# PROVIDED ENTRIES:
+===+

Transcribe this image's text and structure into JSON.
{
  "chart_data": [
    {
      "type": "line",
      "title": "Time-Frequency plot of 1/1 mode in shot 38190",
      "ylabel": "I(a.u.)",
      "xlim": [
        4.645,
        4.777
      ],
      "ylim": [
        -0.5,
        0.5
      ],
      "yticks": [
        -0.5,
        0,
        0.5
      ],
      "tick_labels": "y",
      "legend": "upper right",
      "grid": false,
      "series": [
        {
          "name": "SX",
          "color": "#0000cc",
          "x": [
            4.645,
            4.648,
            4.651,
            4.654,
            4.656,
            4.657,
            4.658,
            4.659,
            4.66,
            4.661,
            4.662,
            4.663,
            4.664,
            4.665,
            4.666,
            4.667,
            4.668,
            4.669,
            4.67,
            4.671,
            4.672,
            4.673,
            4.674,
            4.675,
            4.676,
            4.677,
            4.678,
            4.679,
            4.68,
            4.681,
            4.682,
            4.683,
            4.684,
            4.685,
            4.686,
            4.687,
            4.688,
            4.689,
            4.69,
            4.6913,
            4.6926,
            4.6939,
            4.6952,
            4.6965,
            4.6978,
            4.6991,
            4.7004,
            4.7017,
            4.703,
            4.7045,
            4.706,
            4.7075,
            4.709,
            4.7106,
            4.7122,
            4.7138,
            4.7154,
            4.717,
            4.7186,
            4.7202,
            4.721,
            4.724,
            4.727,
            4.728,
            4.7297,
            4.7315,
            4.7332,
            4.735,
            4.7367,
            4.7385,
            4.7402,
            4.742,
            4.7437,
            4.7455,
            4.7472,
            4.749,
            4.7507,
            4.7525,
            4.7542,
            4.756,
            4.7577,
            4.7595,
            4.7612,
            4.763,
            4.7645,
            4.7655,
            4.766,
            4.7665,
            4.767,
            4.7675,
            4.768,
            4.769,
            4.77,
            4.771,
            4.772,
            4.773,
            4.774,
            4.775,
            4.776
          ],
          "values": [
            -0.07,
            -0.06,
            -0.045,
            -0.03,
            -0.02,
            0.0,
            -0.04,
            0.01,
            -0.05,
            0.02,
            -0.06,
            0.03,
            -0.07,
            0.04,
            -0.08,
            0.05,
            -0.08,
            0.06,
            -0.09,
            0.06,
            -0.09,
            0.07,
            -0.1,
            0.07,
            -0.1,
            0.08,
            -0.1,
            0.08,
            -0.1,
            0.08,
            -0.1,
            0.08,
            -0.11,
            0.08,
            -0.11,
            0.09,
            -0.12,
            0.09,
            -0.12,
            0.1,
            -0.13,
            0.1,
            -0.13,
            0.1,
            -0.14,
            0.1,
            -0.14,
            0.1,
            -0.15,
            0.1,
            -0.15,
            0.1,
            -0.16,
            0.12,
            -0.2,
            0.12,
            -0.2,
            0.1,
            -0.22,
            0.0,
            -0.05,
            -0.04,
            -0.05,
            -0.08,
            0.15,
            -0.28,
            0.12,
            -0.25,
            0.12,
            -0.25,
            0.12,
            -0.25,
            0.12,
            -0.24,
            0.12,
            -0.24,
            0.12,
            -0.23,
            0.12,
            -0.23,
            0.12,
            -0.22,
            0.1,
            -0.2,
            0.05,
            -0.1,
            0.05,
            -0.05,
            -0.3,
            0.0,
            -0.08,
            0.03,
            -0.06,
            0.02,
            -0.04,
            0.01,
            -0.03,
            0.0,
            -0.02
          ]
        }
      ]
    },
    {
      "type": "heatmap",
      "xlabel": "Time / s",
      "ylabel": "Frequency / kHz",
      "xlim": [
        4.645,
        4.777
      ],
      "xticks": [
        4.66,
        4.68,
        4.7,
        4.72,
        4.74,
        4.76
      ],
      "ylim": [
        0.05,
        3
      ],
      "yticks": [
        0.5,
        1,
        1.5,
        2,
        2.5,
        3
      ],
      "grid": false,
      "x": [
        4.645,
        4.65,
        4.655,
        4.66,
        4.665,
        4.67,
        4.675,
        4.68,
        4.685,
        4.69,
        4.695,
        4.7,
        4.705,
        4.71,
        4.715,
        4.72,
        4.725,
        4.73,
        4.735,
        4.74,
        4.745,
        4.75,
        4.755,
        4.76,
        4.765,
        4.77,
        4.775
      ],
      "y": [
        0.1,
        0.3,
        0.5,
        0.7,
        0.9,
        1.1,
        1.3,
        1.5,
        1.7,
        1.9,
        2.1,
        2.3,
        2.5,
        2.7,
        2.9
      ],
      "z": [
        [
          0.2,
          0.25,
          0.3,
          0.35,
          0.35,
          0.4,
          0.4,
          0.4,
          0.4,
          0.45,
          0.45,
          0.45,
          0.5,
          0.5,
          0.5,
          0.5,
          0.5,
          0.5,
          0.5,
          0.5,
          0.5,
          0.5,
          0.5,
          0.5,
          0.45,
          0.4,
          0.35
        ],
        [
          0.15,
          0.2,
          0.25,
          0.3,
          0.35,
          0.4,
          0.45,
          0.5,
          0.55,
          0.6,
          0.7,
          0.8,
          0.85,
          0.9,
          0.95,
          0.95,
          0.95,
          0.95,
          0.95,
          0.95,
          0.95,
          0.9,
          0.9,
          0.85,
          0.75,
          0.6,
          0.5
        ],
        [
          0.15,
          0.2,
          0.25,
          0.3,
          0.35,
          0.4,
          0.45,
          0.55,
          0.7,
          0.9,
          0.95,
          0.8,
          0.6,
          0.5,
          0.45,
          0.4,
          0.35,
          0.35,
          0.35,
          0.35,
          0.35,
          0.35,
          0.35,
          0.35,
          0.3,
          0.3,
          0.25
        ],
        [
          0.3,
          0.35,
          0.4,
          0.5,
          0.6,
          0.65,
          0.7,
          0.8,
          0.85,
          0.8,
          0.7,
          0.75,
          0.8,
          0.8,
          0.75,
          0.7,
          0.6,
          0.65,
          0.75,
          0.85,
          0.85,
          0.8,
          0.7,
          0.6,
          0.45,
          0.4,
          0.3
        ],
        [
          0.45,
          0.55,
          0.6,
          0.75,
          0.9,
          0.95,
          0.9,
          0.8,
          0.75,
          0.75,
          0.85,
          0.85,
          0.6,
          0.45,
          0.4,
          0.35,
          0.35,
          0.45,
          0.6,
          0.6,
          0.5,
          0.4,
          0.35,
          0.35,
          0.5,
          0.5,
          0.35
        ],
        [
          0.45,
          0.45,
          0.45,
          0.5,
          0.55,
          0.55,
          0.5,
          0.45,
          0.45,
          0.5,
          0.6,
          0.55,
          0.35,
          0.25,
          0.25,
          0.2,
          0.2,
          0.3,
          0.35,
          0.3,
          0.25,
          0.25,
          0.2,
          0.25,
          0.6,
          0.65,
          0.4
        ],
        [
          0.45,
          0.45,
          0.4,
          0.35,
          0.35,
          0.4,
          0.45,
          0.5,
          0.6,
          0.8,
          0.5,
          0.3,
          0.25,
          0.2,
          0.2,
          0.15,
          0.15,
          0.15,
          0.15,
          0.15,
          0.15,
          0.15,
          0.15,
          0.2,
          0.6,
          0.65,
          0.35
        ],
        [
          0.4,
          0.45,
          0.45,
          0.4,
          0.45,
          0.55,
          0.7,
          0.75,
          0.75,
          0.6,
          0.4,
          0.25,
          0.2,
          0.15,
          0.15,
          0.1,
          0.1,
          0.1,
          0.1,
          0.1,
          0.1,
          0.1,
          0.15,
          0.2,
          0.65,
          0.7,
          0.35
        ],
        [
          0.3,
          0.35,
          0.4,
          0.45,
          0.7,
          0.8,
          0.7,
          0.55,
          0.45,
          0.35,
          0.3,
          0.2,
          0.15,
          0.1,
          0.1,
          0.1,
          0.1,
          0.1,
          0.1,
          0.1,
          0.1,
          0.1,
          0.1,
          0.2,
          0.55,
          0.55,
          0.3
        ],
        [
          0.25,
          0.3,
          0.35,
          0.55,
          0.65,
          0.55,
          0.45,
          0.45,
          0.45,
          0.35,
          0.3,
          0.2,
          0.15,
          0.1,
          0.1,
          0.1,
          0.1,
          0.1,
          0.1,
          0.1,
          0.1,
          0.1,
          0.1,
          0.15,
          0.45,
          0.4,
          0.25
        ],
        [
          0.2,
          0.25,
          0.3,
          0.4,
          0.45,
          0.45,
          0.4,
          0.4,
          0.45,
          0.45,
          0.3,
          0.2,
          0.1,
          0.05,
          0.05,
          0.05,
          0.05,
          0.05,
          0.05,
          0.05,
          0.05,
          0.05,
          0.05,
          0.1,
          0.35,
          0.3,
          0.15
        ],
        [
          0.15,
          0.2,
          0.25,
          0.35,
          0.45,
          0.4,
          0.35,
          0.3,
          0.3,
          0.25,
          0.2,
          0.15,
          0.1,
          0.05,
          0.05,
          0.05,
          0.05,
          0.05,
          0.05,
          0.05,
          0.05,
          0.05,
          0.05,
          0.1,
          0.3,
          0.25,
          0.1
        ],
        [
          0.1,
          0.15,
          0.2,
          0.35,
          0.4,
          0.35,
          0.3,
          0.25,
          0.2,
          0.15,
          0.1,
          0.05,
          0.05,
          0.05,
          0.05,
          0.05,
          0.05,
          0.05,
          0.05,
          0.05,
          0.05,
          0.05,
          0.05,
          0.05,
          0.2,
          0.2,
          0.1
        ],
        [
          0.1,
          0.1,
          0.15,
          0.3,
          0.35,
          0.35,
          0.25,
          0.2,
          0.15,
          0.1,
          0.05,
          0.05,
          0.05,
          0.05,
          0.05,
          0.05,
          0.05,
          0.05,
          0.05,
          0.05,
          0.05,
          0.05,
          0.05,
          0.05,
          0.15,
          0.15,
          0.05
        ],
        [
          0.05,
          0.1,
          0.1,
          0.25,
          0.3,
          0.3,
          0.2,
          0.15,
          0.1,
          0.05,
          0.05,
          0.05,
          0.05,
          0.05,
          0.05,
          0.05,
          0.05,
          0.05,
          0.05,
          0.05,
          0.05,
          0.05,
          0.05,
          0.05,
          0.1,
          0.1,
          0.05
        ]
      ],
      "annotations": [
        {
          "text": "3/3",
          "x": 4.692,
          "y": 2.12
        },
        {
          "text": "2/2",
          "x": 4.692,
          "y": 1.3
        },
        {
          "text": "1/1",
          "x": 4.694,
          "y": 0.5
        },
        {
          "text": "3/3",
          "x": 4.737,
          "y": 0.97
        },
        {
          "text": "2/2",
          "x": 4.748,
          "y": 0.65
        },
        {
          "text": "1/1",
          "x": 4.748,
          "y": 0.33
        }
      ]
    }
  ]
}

+===+

# PROBLEM:
Out of the records, collect only those lines that contain the string "Time".

# CORRECT RESULT:
      "title": "Time-Frequency plot of 1/1 mode in shot 38190",
      "xlabel": "Time / s",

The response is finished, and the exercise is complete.